Consigne => Recopiez le passage du texte sur la stimulation cérébrale et l'apprentissage des mathématiques, de "Vers une éducation" à "élèves en difficulté.".

Texte fourni =>

-*-

Et c’est là que les résultats
deviennent fascinants :

  • Chez les participants ayant
    une connectivité faible entre le dlPFC et le PPC – un profil
    souvent associé à des difficultés d’apprentissage –, la stimulation
    a eu l’effet le plus spectaculaire.
  • Leur capacité à résoudre des
    problèmes mathématiques s’est nettement améliorée, bien plus que
    chez les autres groupes.

Selon les chercheurs, la tRNS
aiderait à augmenter légèrement l’activité des neurones
« fatigués » ou peu actifs, les rapprochant du seuil
d’activation nécessaire pour apprendre efficacement. C’est un peu
comme si on donnait un petit coup de pouce électrique à un cerveau
trop timide.

Vers une éducation plus
personnalisée… et plus équitable ?

Loin de proposer une baguette
magique pour transformer tout le monde en génie des maths, cette
technologie ouvre néanmoins une nouvelle voie prometteuse pour
aider les élèves en difficulté.

-*-

Données fournies =>
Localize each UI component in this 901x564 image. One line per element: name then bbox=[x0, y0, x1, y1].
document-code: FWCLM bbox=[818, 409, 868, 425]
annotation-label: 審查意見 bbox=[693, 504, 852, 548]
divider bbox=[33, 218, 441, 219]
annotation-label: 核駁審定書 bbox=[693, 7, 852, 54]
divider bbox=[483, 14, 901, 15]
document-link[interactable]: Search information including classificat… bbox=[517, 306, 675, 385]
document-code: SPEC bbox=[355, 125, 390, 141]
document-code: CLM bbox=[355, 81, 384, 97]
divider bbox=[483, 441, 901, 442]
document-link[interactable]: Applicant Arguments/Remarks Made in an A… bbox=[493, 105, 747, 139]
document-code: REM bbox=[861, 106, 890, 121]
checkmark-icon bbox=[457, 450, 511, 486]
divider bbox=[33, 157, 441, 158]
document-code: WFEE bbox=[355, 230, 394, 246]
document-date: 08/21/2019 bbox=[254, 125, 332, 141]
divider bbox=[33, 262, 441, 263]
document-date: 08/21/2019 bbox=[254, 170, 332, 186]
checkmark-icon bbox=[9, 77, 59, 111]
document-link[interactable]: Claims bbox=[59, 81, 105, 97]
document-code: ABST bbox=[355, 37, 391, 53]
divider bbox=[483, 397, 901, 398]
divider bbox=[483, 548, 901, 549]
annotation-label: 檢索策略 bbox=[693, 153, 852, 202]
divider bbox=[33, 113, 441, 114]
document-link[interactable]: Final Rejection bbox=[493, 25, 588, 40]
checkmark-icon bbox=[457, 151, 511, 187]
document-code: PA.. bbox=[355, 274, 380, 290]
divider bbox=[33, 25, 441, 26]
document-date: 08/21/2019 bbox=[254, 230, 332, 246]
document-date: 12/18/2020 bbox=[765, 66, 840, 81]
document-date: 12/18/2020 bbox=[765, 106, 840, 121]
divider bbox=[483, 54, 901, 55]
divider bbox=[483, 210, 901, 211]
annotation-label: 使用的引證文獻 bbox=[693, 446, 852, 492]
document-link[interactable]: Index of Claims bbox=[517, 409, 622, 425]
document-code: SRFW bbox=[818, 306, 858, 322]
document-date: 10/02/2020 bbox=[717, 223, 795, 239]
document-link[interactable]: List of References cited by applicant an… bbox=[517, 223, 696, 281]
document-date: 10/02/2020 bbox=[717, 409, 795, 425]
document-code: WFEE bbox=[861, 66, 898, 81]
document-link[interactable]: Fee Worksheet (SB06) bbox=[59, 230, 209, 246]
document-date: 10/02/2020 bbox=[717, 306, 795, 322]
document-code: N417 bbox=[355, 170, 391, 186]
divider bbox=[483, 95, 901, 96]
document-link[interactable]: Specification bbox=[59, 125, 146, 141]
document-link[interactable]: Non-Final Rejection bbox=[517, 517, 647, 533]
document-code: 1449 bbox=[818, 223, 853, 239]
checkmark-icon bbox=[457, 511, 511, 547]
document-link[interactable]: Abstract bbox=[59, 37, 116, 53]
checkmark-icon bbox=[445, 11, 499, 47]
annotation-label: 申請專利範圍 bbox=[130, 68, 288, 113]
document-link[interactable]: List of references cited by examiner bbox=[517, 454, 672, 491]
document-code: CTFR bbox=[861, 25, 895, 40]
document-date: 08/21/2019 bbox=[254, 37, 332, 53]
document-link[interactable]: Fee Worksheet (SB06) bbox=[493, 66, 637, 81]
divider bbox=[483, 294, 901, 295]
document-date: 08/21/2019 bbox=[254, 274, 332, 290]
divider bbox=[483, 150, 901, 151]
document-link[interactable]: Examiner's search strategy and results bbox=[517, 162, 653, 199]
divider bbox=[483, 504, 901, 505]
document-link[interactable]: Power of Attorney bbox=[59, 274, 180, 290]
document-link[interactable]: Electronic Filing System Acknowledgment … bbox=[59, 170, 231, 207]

-*-

Réponse rédigée =>
Vers une éducation plus
personnalisée… et plus équitable ?

Loin de proposer une baguette
magique pour transformer tout le monde en génie des maths, cette
technologie ouvre néanmoins une nouvelle voie prometteuse pour
aider les élèves en difficulté.